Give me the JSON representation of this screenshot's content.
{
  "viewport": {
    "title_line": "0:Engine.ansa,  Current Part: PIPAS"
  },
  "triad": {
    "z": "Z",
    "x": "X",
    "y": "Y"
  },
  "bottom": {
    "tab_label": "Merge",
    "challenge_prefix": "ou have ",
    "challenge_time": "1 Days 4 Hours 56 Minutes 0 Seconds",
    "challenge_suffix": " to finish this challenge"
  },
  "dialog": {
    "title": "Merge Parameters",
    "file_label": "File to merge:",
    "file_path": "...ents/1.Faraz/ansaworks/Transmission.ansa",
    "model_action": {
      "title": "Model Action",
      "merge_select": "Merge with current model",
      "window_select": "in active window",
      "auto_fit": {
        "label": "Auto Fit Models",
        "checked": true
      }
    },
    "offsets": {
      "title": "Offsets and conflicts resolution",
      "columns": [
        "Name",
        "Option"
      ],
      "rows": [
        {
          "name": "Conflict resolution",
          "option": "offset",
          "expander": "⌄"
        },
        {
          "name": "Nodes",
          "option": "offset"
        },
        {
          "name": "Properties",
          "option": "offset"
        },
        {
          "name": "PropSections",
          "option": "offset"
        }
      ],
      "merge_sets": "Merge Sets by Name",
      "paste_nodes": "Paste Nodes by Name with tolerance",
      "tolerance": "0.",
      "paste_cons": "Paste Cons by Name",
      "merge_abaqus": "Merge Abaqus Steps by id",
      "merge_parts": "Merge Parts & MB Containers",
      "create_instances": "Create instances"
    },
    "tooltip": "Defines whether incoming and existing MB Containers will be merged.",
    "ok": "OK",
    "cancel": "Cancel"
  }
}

== The request ==
Your task is to quote all of the data word for word.

== Response to the task ==
Give me the JSON representation of this screenshot's content.
{
  "viewport": {
    "title_line": "0:Engine.ansa,  Current Part: PIPAS"
  },
  "triad": {
    "z": "Z",
    "x": "X",
    "y": "Y"
  },
  "bottom": {
    "tab_label": "Merge",
    "challenge_prefix": "ou have ",
    "challenge_time": "1 Days 4 Hours 56 Minutes 0 Seconds",
    "challenge_suffix": " to finish this challenge"
  },
  "dialog": {
    "title": "Merge Parameters",
    "file_label": "File to merge:",
    "file_path": "...ents/1.Faraz/ansaworks/Transmission.ansa",
    "model_action": {
      "title": "Model Action",
      "merge_select": "Merge with current model",
      "window_select": "in active window",
      "auto_fit": {
        "label": "Auto Fit Models",
        "checked": true
      }
    },
    "offsets": {
      "title": "Offsets and conflicts resolution",
      "columns": [
        "Name",
        "Option"
      ],
      "rows": [
        {
          "name": "Conflict resolution",
          "option": "offset",
          "expander": "⌄"
        },
        {
          "name": "Nodes",
          "option": "offset"
        },
        {
          "name": "Properties",
          "option": "offset"
        },
        {
          "name": "PropSections",
          "option": "offset"
        }
      ],
      "merge_sets": "Merge Sets by Name",
      "paste_nodes": "Paste Nodes by Name with tolerance",
      "tolerance": "0.",
      "paste_cons": "Paste Cons by Name",
      "merge_abaqus": "Merge Abaqus Steps by id",
      "merge_parts": "Merge Parts & MB Containers",
      "create_instances": "Create instances"
    },
    "tooltip": "Defines whether incoming and existing MB Containers will be merged.",
    "ok": "OK",
    "cancel": "Cancel"
  }
}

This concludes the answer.